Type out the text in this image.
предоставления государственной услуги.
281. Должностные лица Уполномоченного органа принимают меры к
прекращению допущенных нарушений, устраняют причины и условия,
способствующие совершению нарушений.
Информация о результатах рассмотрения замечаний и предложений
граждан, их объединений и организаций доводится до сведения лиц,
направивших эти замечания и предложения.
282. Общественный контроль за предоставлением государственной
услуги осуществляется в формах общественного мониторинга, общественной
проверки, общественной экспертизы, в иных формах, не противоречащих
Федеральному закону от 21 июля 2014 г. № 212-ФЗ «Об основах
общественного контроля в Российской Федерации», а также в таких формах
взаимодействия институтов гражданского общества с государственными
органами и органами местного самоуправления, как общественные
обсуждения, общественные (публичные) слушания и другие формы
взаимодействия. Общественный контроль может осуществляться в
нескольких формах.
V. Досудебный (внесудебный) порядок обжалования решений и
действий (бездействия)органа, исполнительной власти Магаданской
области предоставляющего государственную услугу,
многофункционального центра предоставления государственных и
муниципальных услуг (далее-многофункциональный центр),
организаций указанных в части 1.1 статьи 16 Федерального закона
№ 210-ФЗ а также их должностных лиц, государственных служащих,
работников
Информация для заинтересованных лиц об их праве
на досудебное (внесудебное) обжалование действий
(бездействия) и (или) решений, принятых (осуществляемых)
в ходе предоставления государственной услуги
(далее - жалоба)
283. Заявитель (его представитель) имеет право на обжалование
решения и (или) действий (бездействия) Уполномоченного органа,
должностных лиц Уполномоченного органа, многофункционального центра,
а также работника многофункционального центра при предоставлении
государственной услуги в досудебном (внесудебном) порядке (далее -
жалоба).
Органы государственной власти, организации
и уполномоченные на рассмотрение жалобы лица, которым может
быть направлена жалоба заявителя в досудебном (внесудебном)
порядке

=====

**What this task involves:**
Reproduce the entries above in full, verbatim.

**Exercise output:**
Type out the text in this image.
предоставления государственной услуги.
281. Должностные лица Уполномоченного органа принимают меры к
прекращению допущенных нарушений, устраняют причины и условия,
способствующие совершению нарушений.
Информация о результатах рассмотрения замечаний и предложений
граждан, их объединений и организаций доводится до сведения лиц,
направивших эти замечания и предложения.
282. Общественный контроль за предоставлением государственной
услуги осуществляется в формах общественного мониторинга, общественной
проверки, общественной экспертизы, в иных формах, не противоречащих
Федеральному закону от 21 июля 2014 г. № 212-ФЗ «Об основах
общественного контроля в Российской Федерации», а также в таких формах
взаимодействия институтов гражданского общества с государственными
органами и органами местного самоуправления, как общественные
обсуждения, общественные (публичные) слушания и другие формы
взаимодействия. Общественный контроль может осуществляться в
нескольких формах.
V. Досудебный (внесудебный) порядок обжалования решений и
действий (бездействия)органа, исполнительной власти Магаданской
области предоставляющего государственную услугу,
многофункционального центра предоставления государственных и
муниципальных услуг (далее-многофункциональный центр),
организаций указанных в части 1.1 статьи 16 Федерального закона
№ 210-ФЗ а также их должностных лиц, государственных служащих,
работников
Информация для заинтересованных лиц об их праве
на досудебное (внесудебное) обжалование действий
(бездействия) и (или) решений, принятых (осуществляемых)
в ходе предоставления государственной услуги
(далее - жалоба)
283. Заявитель (его представитель) имеет право на обжалование
решения и (или) действий (бездействия) Уполномоченного органа,
должностных лиц Уполномоченного органа, многофункционального центра,
а также работника многофункционального центра при предоставлении
государственной услуги в досудебном (внесудебном) порядке (далее -
жалоба).
Органы государственной власти, организации
и уполномоченные на рассмотрение жалобы лица, которым может
быть направлена жалоба заявителя в досудебном (внесудебном)
порядке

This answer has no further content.